— begin Information provided —

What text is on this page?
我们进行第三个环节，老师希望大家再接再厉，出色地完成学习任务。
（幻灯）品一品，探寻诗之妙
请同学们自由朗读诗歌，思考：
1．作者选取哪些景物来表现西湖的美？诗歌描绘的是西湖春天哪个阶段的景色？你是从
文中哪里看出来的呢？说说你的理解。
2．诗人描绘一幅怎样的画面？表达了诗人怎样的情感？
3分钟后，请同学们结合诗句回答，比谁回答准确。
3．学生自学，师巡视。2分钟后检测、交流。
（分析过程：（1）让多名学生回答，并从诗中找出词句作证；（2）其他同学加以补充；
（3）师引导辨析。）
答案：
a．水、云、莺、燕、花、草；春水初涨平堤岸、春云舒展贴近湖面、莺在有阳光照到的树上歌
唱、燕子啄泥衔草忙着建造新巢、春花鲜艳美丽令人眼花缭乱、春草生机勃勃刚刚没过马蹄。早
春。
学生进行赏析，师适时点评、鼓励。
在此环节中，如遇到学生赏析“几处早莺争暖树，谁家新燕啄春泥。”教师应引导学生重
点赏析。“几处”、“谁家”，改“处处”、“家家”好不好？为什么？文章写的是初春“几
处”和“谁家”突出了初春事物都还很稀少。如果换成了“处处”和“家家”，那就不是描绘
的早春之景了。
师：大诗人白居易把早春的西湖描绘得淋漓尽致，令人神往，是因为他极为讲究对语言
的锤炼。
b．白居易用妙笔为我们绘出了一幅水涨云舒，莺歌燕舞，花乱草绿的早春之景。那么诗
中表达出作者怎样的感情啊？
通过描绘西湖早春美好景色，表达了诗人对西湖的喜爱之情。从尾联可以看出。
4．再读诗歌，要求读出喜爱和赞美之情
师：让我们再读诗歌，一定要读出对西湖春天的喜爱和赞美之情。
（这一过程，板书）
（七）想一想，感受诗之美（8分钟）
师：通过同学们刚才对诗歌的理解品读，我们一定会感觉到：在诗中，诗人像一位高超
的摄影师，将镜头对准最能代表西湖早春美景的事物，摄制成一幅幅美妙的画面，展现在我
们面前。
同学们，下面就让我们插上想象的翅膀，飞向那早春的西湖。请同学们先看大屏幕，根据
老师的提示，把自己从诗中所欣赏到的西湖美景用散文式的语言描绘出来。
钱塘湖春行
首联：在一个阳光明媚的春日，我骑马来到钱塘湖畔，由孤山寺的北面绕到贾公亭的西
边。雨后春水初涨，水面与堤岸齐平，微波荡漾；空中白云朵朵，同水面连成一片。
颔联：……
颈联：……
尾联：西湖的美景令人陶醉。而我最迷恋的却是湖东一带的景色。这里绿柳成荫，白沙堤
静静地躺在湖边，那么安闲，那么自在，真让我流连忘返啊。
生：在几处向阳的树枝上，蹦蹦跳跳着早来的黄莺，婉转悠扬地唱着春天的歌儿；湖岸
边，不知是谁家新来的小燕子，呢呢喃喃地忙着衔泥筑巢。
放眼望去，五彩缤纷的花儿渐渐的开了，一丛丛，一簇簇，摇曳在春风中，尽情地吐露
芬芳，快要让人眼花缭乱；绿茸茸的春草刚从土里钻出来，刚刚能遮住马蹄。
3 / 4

— end Information provided —

**Exercise task:** Type out the whole listing above again, exactly as it stands.

**Task output:**
What text is on this page?
我们进行第三个环节，老师希望大家再接再厉，出色地完成学习任务。
（幻灯）品一品，探寻诗之妙
请同学们自由朗读诗歌，思考：
1．作者选取哪些景物来表现西湖的美？诗歌描绘的是西湖春天哪个阶段的景色？你是从
文中哪里看出来的呢？说说你的理解。
2．诗人描绘一幅怎样的画面？表达了诗人怎样的情感？
3分钟后，请同学们结合诗句回答，比谁回答准确。
3．学生自学，师巡视。2分钟后检测、交流。
（分析过程：（1）让多名学生回答，并从诗中找出词句作证；（2）其他同学加以补充；
（3）师引导辨析。）
答案：
a．水、云、莺、燕、花、草；春水初涨平堤岸、春云舒展贴近湖面、莺在有阳光照到的树上歌
唱、燕子啄泥衔草忙着建造新巢、春花鲜艳美丽令人眼花缭乱、春草生机勃勃刚刚没过马蹄。早
春。
学生进行赏析，师适时点评、鼓励。
在此环节中，如遇到学生赏析“几处早莺争暖树，谁家新燕啄春泥。”教师应引导学生重
点赏析。“几处”、“谁家”，改“处处”、“家家”好不好？为什么？文章写的是初春“几
处”和“谁家”突出了初春事物都还很稀少。如果换成了“处处”和“家家”，那就不是描绘
的早春之景了。
师：大诗人白居易把早春的西湖描绘得淋漓尽致，令人神往，是因为他极为讲究对语言
的锤炼。
b．白居易用妙笔为我们绘出了一幅水涨云舒，莺歌燕舞，花乱草绿的早春之景。那么诗
中表达出作者怎样的感情啊？
通过描绘西湖早春美好景色，表达了诗人对西湖的喜爱之情。从尾联可以看出。
4．再读诗歌，要求读出喜爱和赞美之情
师：让我们再读诗歌，一定要读出对西湖春天的喜爱和赞美之情。
（这一过程，板书）
（七）想一想，感受诗之美（8分钟）
师：通过同学们刚才对诗歌的理解品读，我们一定会感觉到：在诗中，诗人像一位高超
的摄影师，将镜头对准最能代表西湖早春美景的事物，摄制成一幅幅美妙的画面，展现在我
们面前。
同学们，下面就让我们插上想象的翅膀，飞向那早春的西湖。请同学们先看大屏幕，根据
老师的提示，把自己从诗中所欣赏到的西湖美景用散文式的语言描绘出来。
钱塘湖春行
首联：在一个阳光明媚的春日，我骑马来到钱塘湖畔，由孤山寺的北面绕到贾公亭的西
边。雨后春水初涨，水面与堤岸齐平，微波荡漾；空中白云朵朵，同水面连成一片。
颔联：……
颈联：……
尾联：西湖的美景令人陶醉。而我最迷恋的却是湖东一带的景色。这里绿柳成荫，白沙堤
静静地躺在湖边，那么安闲，那么自在，真让我流连忘返啊。
生：在几处向阳的树枝上，蹦蹦跳跳着早来的黄莺，婉转悠扬地唱着春天的歌儿；湖岸
边，不知是谁家新来的小燕子，呢呢喃喃地忙着衔泥筑巢。
放眼望去，五彩缤纷的花儿渐渐的开了，一丛丛，一簇簇，摇曳在春风中，尽情地吐露
芬芳，快要让人眼花缭乱；绿茸茸的春草刚从土里钻出来，刚刚能遮住马蹄。
3 / 4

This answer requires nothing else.